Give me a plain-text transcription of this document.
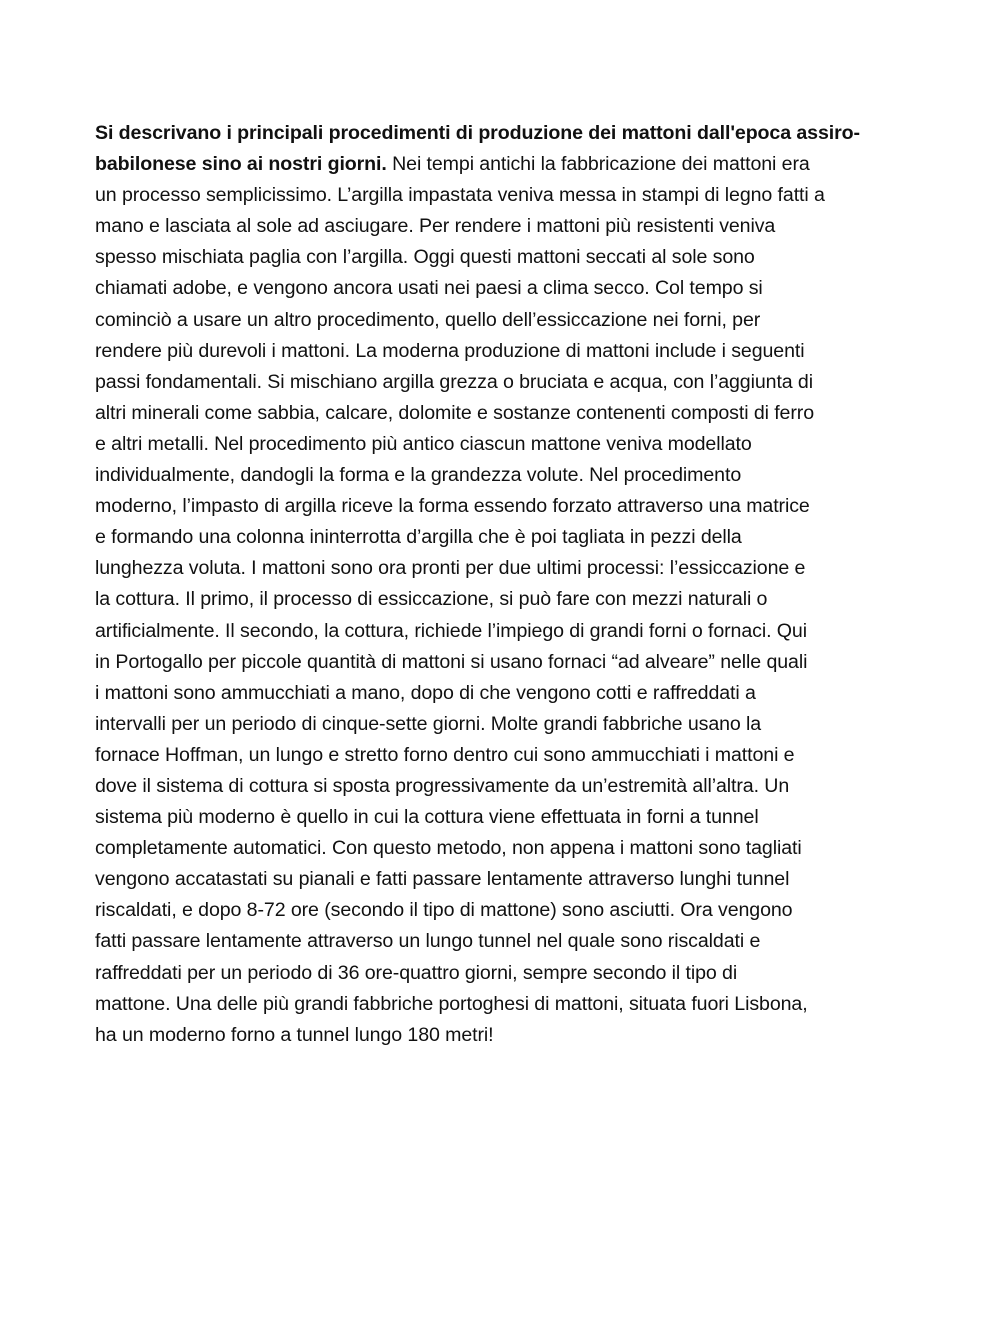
Si descrivano i principali procedimenti di produzione dei mattoni dall'epoca assiro-
babilonese sino ai nostri giorni. Nei tempi antichi la fabbricazione dei mattoni era
un processo semplicissimo. L’argilla impastata veniva messa in stampi di legno fatti a
mano e lasciata al sole ad asciugare. Per rendere i mattoni più resistenti veniva
spesso mischiata paglia con l’argilla. Oggi questi mattoni seccati al sole sono
chiamati adobe, e vengono ancora usati nei paesi a clima secco. Col tempo si
cominciò a usare un altro procedimento, quello dell’essiccazione nei forni, per
rendere più durevoli i mattoni. La moderna produzione di mattoni include i seguenti
passi fondamentali. Si mischiano argilla grezza o bruciata e acqua, con l’aggiunta di
altri minerali come sabbia, calcare, dolomite e sostanze contenenti composti di ferro
e altri metalli. Nel procedimento più antico ciascun mattone veniva modellato
individualmente, dandogli la forma e la grandezza volute. Nel procedimento
moderno, l’impasto di argilla riceve la forma essendo forzato attraverso una matrice
e formando una colonna ininterrotta d’argilla che è poi tagliata in pezzi della
lunghezza voluta. I mattoni sono ora pronti per due ultimi processi: l’essiccazione e
la cottura. Il primo, il processo di essiccazione, si può fare con mezzi naturali o
artificialmente. Il secondo, la cottura, richiede l’impiego di grandi forni o fornaci. Qui
in Portogallo per piccole quantità di mattoni si usano fornaci “ad alveare” nelle quali
i mattoni sono ammucchiati a mano, dopo di che vengono cotti e raffreddati a
intervalli per un periodo di cinque-sette giorni. Molte grandi fabbriche usano la
fornace Hoffman, un lungo e stretto forno dentro cui sono ammucchiati i mattoni e
dove il sistema di cottura si sposta progressivamente da un’estremità all’altra. Un
sistema più moderno è quello in cui la cottura viene effettuata in forni a tunnel
completamente automatici. Con questo metodo, non appena i mattoni sono tagliati
vengono accatastati su pianali e fatti passare lentamente attraverso lunghi tunnel
riscaldati, e dopo 8-72 ore (secondo il tipo di mattone) sono asciutti. Ora vengono
fatti passare lentamente attraverso un lungo tunnel nel quale sono riscaldati e
raffreddati per un periodo di 36 ore-quattro giorni, sempre secondo il tipo di
mattone. Una delle più grandi fabbriche portoghesi di mattoni, situata fuori Lisbona,
ha un moderno forno a tunnel lungo 180 metri!
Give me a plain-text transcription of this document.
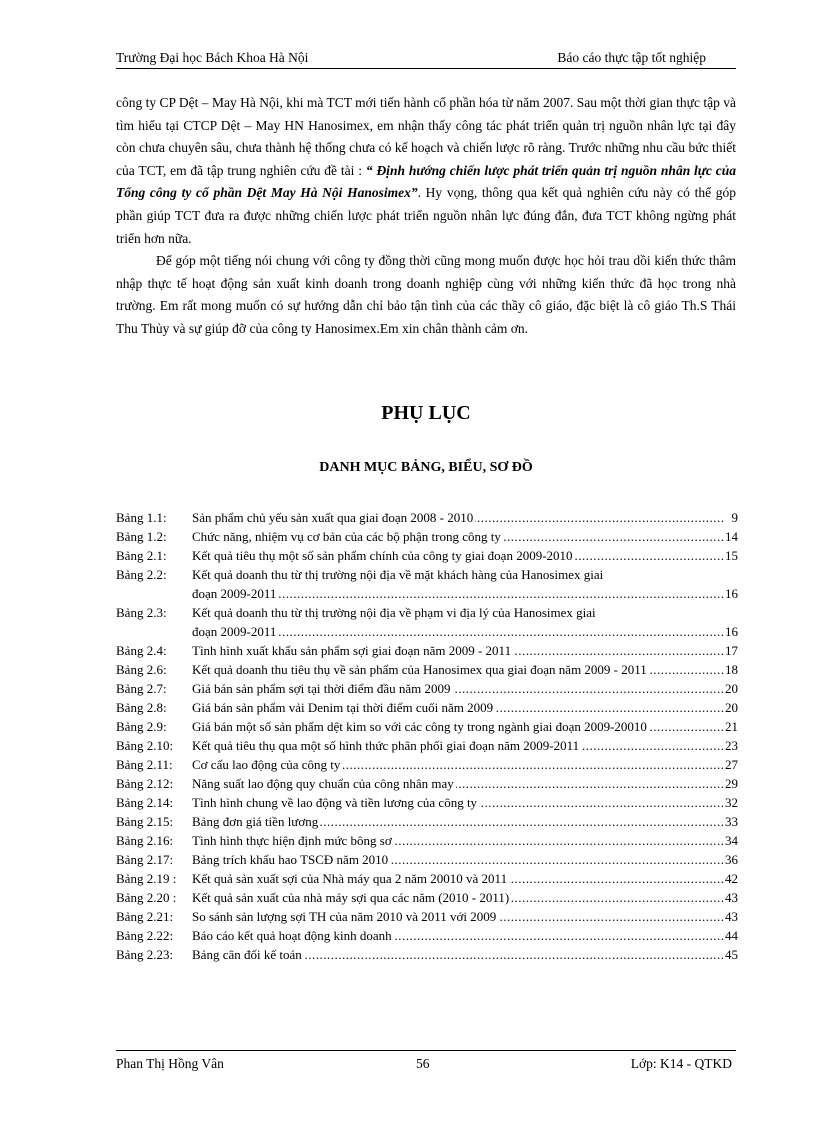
Trường Đại học Bách Khoa Hà Nội	Báo cáo thực tập tốt nghiệp

công ty CP Dệt – May Hà Nội, khi mà TCT mới tiến hành cổ phần hóa từ năm 2007. Sau một thời gian thực tập và tìm hiểu tại CTCP Dệt – May HN Hanosimex, em nhận thấy công tác phát triển quản trị nguồn nhân lực tại đây còn chưa chuyên sâu, chưa thành hệ thống chưa có kế hoạch và chiến lược rõ ràng. Trước những nhu cầu bức thiết của TCT, em đã tập trung nghiên cứu đề tài : “ Định hướng chiến lược phát triển quản trị nguồn nhân lực của Tổng công ty cổ phần Dệt May Hà Nội Hanosimex”. Hy vọng, thông qua kết quả nghiên cứu này có thể góp phần giúp TCT đưa ra được những chiến lược phát triển nguồn nhân lực đúng đắn, đưa TCT không ngừng phát triển hơn nữa.

Để góp một tiếng nói chung với công ty đồng thời cũng mong muốn được học hỏi trau dồi kiến thức thâm nhập thực tế hoạt động sản xuất kinh doanh trong doanh nghiệp cùng với những kiến thức đã học trong nhà trường. Em rất mong muốn có sự hướng dẫn chỉ bảo tận tình của các thầy cô giáo, đặc biệt là cô giáo Th.S Thái Thu Thủy và sự giúp đỡ của công ty Hanosimex.Em xin chân thành cảm ơn.

PHỤ LỤC
DANH MỤC BẢNG, BIỂU, SƠ ĐỒ
Bảng 1.1:	Sản phẩm chủ yếu sản xuất qua giai đoạn 2008 - 2010 .....	9
Bảng 1.2:	Chức năng, nhiệm vụ cơ bản của các bộ phận trong công ty .....	14
Bảng 2.1:	Kết quả tiêu thụ một số sản phẩm chính của công ty giai đoạn 2009-2010 .....	15
Bảng 2.2:	Kết quả doanh thu từ thị trường nội địa về mặt khách hàng của Hanosimex giai
đoạn 2009-2011 .....	16
Bảng 2.3:	Kết quả doanh thu từ thị trường nội địa về phạm vi địa lý của Hanosimex giai
đoạn 2009-2011 .....	16
Bảng 2.4:	Tình hình xuất khẩu sản phẩm sợi giai đoạn năm 2009 - 2011 .....	17
Bảng 2.6:	Kết quả doanh thu tiêu thụ về sản phẩm của Hanosimex qua giai đoạn năm 2009 - 2011 .....	18
Bảng 2.7:	Giá bán sản phẩm sợi tại thời điểm đầu năm 2009 .....	20
Bảng 2.8:	Giá bán sản phẩm vải Denim tại thời điểm cuối năm 2009 .....	20
Bảng 2.9:	Giá bán một số sản phẩm dệt kim so với các công ty trong ngành giai đoạn 2009-20010 .....	21
Bảng 2.10:	Kết quả tiêu thụ qua một số hình thức phân phối giai đoạn năm 2009-2011 .....	23
Bảng 2.11:	Cơ cấu lao động của công ty .....	27
Bảng 2.12:	Năng suất lao động quy chuẩn của công nhân may .....	29
Bảng 2.14:	Tình hình chung về lao động và tiền lương của công ty .....	32
Bảng 2.15:	Bảng đơn giá tiền lương .....	33
Bảng 2.16:	Tình hình thực hiện định mức bông sơ .....	34
Bảng 2.17:	Bảng trích khấu hao TSCĐ năm 2010 .....	36
Bảng 2.19 :	Kết quả sản xuất sợi của Nhà máy qua 2 năm 20010 và 2011 .....	42
Bảng 2.20 :	Kết quả sản xuất của nhà máy sợi qua các năm (2010 - 2011) .....	43
Bảng 2.21:	So sánh sản lượng sợi TH của năm 2010 và 2011 với 2009 .....	43
Bảng 2.22:	Báo cáo kết quả hoạt động kinh doanh .....	44
Bảng 2.23:	Bảng cân đối kế toán .....	45
Phan Thị Hồng Vân	56	Lớp: K14 - QTKD
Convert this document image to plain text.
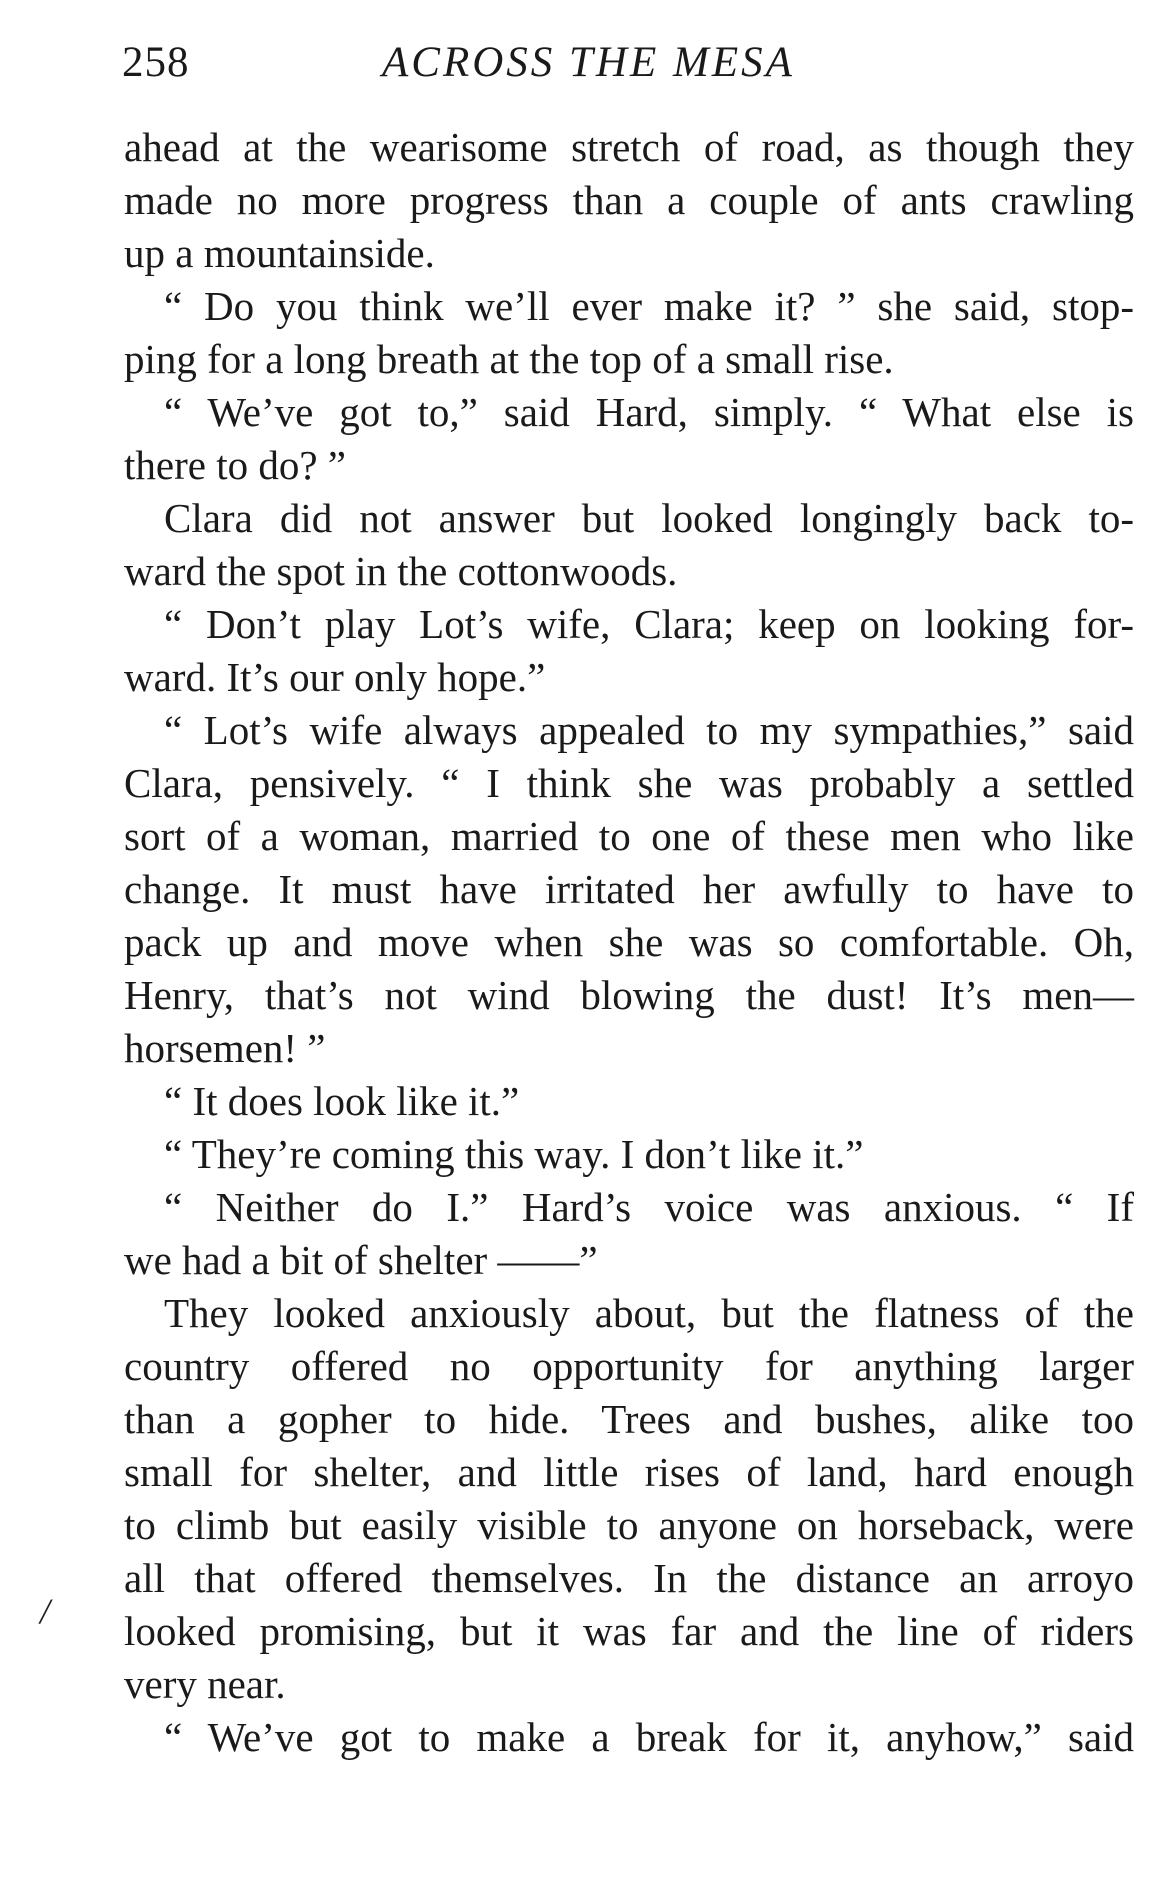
258	ACROSS THE MESA
ahead at the wearisome stretch of road, as though they
made no more progress than a couple of ants crawling
up a mountainside.
“ Do you think we’ll ever make it? ” she said, stop-
ping for a long breath at the top of a small rise.
“ We’ve got to,” said Hard, simply. “ What else is
there to do? ”
Clara did not answer but looked longingly back to-
ward the spot in the cottonwoods.
“ Don’t play Lot’s wife, Clara; keep on looking for-
ward. It’s our only hope.”
“ Lot’s wife always appealed to my sympathies,” said
Clara, pensively. “ I think she was probably a settled
sort of a woman, married to one of these men who like
change. It must have irritated her awfully to have to
pack up and move when she was so comfortable. Oh,
Henry, that’s not wind blowing the dust! It’s men—
horsemen! ”
“ It does look like it.”
“ They’re coming this way. I don’t like it.”
“ Neither do I.” Hard’s voice was anxious. “ If
we had a bit of shelter ——”
They looked anxiously about, but the flatness of the
country offered no opportunity for anything larger
than a gopher to hide. Trees and bushes, alike too
small for shelter, and little rises of land, hard enough
to climb but easily visible to anyone on horseback, were
all that offered themselves. In the distance an arroyo
looked promising, but it was far and the line of riders
very near.
“ We’ve got to make a break for it, anyhow,” said
/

+ + +

> _Do this_: Each line above that holds the string "raffreddati" should be copied and shown.

> _Response below_:
i mattoni sono ammucchiati a mano, dopo di che vengono cotti e raffreddati a
raffreddati per un periodo di 36 ore-quattro giorni, sempre secondo il tipo di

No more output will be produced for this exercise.